— START —
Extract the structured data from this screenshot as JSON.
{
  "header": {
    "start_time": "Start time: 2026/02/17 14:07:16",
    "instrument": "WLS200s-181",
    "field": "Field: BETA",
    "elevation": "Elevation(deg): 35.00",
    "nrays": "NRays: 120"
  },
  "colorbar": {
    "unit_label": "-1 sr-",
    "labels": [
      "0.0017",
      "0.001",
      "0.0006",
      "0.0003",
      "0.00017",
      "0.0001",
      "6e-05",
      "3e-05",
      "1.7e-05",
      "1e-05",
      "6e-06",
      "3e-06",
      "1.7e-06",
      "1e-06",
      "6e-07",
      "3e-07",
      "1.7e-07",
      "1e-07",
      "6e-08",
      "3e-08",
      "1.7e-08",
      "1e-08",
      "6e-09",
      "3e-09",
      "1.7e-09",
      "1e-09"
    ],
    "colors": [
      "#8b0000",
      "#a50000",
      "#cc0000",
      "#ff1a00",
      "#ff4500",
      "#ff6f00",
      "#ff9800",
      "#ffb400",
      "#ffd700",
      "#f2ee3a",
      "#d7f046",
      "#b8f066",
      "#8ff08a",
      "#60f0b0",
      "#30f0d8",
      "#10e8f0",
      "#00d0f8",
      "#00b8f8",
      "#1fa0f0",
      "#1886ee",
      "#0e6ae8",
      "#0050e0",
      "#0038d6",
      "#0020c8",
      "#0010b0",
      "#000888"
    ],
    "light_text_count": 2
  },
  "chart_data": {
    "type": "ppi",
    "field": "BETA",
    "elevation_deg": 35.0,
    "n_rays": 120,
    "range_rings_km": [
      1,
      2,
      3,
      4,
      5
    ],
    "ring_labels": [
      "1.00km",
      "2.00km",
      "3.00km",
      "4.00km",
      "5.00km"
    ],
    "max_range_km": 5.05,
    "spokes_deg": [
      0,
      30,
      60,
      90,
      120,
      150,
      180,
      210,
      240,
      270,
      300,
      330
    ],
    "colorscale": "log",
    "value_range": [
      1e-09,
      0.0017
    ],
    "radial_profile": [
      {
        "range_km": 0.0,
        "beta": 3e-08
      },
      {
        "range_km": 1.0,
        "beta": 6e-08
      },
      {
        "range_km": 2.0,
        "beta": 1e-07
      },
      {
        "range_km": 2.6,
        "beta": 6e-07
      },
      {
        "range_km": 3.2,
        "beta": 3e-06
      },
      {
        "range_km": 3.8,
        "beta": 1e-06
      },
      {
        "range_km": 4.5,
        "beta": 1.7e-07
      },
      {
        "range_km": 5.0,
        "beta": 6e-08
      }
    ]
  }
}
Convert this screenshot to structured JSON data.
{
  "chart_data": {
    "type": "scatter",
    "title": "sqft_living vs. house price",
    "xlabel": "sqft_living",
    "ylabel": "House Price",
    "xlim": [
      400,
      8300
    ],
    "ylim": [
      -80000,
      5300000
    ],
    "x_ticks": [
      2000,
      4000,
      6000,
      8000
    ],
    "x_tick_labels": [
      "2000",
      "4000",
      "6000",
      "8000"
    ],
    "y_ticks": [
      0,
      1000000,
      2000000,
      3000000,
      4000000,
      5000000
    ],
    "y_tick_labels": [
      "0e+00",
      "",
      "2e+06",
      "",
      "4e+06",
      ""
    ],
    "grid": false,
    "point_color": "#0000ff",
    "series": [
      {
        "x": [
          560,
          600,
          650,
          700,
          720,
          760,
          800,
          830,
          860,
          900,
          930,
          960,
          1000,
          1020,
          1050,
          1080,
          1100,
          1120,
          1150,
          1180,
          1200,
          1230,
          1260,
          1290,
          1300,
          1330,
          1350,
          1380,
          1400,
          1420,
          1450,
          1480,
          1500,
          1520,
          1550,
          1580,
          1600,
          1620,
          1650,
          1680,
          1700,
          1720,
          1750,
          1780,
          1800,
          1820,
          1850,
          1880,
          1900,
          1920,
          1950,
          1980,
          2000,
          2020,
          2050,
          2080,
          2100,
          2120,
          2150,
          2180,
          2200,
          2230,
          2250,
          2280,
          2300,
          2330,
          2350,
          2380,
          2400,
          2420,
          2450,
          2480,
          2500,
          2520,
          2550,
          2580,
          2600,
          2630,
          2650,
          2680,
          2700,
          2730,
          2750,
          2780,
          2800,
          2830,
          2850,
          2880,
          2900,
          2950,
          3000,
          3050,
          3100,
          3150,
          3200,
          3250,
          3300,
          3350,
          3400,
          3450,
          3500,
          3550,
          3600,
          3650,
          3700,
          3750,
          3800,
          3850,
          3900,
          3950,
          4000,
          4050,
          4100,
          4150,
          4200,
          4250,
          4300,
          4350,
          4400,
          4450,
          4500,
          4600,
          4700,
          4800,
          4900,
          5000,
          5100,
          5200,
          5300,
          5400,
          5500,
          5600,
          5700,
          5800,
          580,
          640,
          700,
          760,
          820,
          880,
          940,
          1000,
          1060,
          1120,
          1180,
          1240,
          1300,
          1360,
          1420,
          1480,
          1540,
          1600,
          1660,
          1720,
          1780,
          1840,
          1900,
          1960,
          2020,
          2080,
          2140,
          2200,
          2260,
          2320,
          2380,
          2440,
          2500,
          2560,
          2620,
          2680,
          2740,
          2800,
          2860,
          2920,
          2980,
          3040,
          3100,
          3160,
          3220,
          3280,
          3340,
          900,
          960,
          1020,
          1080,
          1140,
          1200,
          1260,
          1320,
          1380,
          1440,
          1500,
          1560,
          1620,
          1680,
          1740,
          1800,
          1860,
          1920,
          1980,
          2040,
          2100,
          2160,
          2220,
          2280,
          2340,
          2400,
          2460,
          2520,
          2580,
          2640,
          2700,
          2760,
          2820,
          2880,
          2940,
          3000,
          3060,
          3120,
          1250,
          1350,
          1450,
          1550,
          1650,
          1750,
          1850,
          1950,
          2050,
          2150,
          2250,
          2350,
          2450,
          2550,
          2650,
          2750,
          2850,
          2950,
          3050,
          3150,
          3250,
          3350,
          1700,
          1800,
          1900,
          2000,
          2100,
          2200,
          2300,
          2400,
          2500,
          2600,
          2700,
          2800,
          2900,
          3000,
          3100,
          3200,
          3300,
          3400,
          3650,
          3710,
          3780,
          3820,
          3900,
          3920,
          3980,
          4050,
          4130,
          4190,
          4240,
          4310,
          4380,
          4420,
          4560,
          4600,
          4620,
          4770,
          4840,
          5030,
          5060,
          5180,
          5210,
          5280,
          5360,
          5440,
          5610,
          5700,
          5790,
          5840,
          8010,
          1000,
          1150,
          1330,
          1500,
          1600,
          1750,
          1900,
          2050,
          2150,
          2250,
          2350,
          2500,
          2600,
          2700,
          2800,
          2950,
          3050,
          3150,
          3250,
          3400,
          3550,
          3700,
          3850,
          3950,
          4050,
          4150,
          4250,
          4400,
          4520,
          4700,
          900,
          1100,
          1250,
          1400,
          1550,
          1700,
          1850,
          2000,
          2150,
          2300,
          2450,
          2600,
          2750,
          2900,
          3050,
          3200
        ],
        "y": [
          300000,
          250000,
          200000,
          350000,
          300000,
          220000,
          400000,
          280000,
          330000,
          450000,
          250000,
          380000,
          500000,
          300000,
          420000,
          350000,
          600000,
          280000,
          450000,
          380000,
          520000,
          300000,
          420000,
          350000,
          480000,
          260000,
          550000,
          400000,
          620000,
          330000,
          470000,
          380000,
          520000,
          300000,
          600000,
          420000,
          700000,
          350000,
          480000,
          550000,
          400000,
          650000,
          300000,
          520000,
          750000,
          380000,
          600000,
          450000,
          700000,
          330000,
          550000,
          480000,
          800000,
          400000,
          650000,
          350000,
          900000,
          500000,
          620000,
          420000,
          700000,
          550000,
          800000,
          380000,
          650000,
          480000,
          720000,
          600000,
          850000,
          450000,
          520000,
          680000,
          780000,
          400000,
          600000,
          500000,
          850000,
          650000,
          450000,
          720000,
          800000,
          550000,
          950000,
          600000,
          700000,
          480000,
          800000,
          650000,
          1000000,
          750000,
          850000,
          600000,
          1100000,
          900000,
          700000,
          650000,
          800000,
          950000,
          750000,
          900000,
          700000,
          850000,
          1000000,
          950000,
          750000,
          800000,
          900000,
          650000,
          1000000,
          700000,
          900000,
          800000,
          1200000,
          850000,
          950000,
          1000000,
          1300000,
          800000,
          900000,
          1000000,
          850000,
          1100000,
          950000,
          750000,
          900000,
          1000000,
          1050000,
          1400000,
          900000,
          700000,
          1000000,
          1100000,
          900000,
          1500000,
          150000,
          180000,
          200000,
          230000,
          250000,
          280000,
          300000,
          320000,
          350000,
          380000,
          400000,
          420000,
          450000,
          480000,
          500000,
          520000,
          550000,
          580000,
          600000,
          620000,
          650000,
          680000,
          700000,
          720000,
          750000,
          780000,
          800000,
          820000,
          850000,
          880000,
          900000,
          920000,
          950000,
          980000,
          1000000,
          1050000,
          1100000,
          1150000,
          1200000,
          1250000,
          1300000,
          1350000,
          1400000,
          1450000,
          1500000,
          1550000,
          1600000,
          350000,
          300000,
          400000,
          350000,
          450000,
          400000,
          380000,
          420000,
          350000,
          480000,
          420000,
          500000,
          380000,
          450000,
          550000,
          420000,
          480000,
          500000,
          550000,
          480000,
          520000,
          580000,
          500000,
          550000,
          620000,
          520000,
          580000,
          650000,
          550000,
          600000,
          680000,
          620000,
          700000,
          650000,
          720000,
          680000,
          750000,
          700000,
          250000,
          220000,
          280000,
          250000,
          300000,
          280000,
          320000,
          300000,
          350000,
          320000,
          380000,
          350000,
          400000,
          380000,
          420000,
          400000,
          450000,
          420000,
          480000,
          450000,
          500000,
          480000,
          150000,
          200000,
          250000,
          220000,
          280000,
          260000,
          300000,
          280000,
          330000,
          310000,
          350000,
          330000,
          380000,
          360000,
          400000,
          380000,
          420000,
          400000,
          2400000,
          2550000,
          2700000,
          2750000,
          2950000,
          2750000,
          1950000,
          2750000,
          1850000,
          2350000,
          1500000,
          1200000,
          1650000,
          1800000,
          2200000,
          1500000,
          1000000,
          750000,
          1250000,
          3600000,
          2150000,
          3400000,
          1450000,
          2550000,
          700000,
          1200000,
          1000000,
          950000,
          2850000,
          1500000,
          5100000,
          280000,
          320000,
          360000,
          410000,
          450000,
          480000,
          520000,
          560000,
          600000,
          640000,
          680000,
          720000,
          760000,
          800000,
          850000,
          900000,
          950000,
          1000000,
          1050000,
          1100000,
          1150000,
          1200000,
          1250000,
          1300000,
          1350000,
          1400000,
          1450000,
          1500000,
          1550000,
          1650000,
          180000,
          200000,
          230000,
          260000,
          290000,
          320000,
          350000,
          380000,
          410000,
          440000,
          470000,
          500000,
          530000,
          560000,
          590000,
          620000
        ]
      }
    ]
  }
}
— END —
Objective. Select and copy every line of the material that holds the string "structured".

Answer.
Extract the structured data from this screenshot as JSON.
Convert this screenshot to structured JSON data.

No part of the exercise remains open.